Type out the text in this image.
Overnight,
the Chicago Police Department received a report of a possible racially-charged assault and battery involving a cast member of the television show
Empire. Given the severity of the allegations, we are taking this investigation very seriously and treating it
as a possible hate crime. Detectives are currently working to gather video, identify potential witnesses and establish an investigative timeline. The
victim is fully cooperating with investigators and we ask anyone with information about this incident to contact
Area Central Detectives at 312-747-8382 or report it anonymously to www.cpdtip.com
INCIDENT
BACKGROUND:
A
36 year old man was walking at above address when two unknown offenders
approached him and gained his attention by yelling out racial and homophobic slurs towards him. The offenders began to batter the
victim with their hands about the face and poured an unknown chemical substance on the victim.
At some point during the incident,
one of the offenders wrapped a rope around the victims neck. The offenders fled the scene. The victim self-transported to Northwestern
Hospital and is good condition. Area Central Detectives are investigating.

What to work on: Scan the listing above for the word "about" and copy every line that holds it.

Correct output:
victim is fully cooperating with investigators and we ask anyone with information about this incident to contact
victim with their hands about the face and poured an unknown chemical substance on the victim.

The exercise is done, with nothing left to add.